SET EXERCISE:
Take the material and output all of it exactly.

START RECORDS SUPPLIED

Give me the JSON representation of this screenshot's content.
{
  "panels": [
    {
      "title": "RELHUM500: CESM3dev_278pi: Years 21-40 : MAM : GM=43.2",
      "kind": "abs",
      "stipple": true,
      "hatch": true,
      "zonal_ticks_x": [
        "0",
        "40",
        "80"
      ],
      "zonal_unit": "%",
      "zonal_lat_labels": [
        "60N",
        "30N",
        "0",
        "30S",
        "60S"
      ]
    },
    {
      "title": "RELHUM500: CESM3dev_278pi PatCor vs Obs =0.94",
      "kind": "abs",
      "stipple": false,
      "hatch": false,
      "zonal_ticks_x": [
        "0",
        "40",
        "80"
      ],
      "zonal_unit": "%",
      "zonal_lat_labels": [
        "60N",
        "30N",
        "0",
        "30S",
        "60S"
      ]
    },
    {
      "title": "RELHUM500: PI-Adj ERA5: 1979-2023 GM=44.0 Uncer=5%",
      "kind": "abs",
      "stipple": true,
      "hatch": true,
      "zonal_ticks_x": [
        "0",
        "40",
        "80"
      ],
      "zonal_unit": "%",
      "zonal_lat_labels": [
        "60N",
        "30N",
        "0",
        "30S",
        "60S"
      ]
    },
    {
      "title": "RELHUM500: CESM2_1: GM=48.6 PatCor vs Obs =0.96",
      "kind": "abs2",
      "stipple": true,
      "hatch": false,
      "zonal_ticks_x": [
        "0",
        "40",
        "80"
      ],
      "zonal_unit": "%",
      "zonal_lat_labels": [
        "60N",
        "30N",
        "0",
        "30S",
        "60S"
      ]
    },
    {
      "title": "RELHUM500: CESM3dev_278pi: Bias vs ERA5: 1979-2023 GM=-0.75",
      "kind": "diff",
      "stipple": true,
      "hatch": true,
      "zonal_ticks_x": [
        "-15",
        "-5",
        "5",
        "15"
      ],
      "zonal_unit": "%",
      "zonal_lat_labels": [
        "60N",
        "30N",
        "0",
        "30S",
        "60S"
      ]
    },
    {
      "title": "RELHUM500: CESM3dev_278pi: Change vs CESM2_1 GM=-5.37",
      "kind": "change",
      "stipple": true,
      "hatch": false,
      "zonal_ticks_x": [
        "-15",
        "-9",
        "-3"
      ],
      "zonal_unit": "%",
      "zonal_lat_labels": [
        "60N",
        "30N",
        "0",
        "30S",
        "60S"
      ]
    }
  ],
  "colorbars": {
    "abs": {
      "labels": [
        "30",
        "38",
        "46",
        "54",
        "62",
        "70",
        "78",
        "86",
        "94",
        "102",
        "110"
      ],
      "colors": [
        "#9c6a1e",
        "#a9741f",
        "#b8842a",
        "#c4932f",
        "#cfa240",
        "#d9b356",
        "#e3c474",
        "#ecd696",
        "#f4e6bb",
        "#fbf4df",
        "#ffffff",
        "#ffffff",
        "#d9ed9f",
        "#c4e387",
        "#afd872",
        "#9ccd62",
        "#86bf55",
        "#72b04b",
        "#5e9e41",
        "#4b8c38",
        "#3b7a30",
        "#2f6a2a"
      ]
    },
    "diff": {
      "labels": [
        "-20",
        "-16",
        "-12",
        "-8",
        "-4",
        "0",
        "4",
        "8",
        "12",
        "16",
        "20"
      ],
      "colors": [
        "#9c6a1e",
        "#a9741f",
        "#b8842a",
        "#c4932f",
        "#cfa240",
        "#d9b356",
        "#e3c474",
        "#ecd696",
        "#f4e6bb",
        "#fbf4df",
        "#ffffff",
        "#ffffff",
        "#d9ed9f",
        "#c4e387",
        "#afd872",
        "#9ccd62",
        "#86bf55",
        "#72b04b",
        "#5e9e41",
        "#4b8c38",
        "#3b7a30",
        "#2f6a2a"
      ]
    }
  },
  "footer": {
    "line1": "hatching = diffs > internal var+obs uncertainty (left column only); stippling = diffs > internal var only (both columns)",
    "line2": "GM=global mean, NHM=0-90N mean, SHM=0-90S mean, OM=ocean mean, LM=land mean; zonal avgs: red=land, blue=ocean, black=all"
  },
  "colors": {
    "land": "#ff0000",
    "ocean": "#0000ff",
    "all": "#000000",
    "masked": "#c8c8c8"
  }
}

END RECORDS SUPPLIED

REPLY TO THE TASK:
Give me the JSON representation of this screenshot's content.
{
  "panels": [
    {
      "title": "RELHUM500: CESM3dev_278pi: Years 21-40 : MAM : GM=43.2",
      "kind": "abs",
      "stipple": true,
      "hatch": true,
      "zonal_ticks_x": [
        "0",
        "40",
        "80"
      ],
      "zonal_unit": "%",
      "zonal_lat_labels": [
        "60N",
        "30N",
        "0",
        "30S",
        "60S"
      ]
    },
    {
      "title": "RELHUM500: CESM3dev_278pi PatCor vs Obs =0.94",
      "kind": "abs",
      "stipple": false,
      "hatch": false,
      "zonal_ticks_x": [
        "0",
        "40",
        "80"
      ],
      "zonal_unit": "%",
      "zonal_lat_labels": [
        "60N",
        "30N",
        "0",
        "30S",
        "60S"
      ]
    },
    {
      "title": "RELHUM500: PI-Adj ERA5: 1979-2023 GM=44.0 Uncer=5%",
      "kind": "abs",
      "stipple": true,
      "hatch": true,
      "zonal_ticks_x": [
        "0",
        "40",
        "80"
      ],
      "zonal_unit": "%",
      "zonal_lat_labels": [
        "60N",
        "30N",
        "0",
        "30S",
        "60S"
      ]
    },
    {
      "title": "RELHUM500: CESM2_1: GM=48.6 PatCor vs Obs =0.96",
      "kind": "abs2",
      "stipple": true,
      "hatch": false,
      "zonal_ticks_x": [
        "0",
        "40",
        "80"
      ],
      "zonal_unit": "%",
      "zonal_lat_labels": [
        "60N",
        "30N",
        "0",
        "30S",
        "60S"
      ]
    },
    {
      "title": "RELHUM500: CESM3dev_278pi: Bias vs ERA5: 1979-2023 GM=-0.75",
      "kind": "diff",
      "stipple": true,
      "hatch": true,
      "zonal_ticks_x": [
        "-15",
        "-5",
        "5",
        "15"
      ],
      "zonal_unit": "%",
      "zonal_lat_labels": [
        "60N",
        "30N",
        "0",
        "30S",
        "60S"
      ]
    },
    {
      "title": "RELHUM500: CESM3dev_278pi: Change vs CESM2_1 GM=-5.37",
      "kind": "change",
      "stipple": true,
      "hatch": false,
      "zonal_ticks_x": [
        "-15",
        "-9",
        "-3"
      ],
      "zonal_unit": "%",
      "zonal_lat_labels": [
        "60N",
        "30N",
        "0",
        "30S",
        "60S"
      ]
    }
  ],
  "colorbars": {
    "abs": {
      "labels": [
        "30",
        "38",
        "46",
        "54",
        "62",
        "70",
        "78",
        "86",
        "94",
        "102",
        "110"
      ],
      "colors": [
        "#9c6a1e",
        "#a9741f",
        "#b8842a",
        "#c4932f",
        "#cfa240",
        "#d9b356",
        "#e3c474",
        "#ecd696",
        "#f4e6bb",
        "#fbf4df",
        "#ffffff",
        "#ffffff",
        "#d9ed9f",
        "#c4e387",
        "#afd872",
        "#9ccd62",
        "#86bf55",
        "#72b04b",
        "#5e9e41",
        "#4b8c38",
        "#3b7a30",
        "#2f6a2a"
      ]
    },
    "diff": {
      "labels": [
        "-20",
        "-16",
        "-12",
        "-8",
        "-4",
        "0",
        "4",
        "8",
        "12",
        "16",
        "20"
      ],
      "colors": [
        "#9c6a1e",
        "#a9741f",
        "#b8842a",
        "#c4932f",
        "#cfa240",
        "#d9b356",
        "#e3c474",
        "#ecd696",
        "#f4e6bb",
        "#fbf4df",
        "#ffffff",
        "#ffffff",
        "#d9ed9f",
        "#c4e387",
        "#afd872",
        "#9ccd62",
        "#86bf55",
        "#72b04b",
        "#5e9e41",
        "#4b8c38",
        "#3b7a30",
        "#2f6a2a"
      ]
    }
  },
  "footer": {
    "line1": "hatching = diffs > internal var+obs uncertainty (left column only); stippling = diffs > internal var only (both columns)",
    "line2": "GM=global mean, NHM=0-90N mean, SHM=0-90S mean, OM=ocean mean, LM=land mean; zonal avgs: red=land, blue=ocean, black=all"
  },
  "colors": {
    "land": "#ff0000",
    "ocean": "#0000ff",
    "all": "#000000",
    "masked": "#c8c8c8"
  }
}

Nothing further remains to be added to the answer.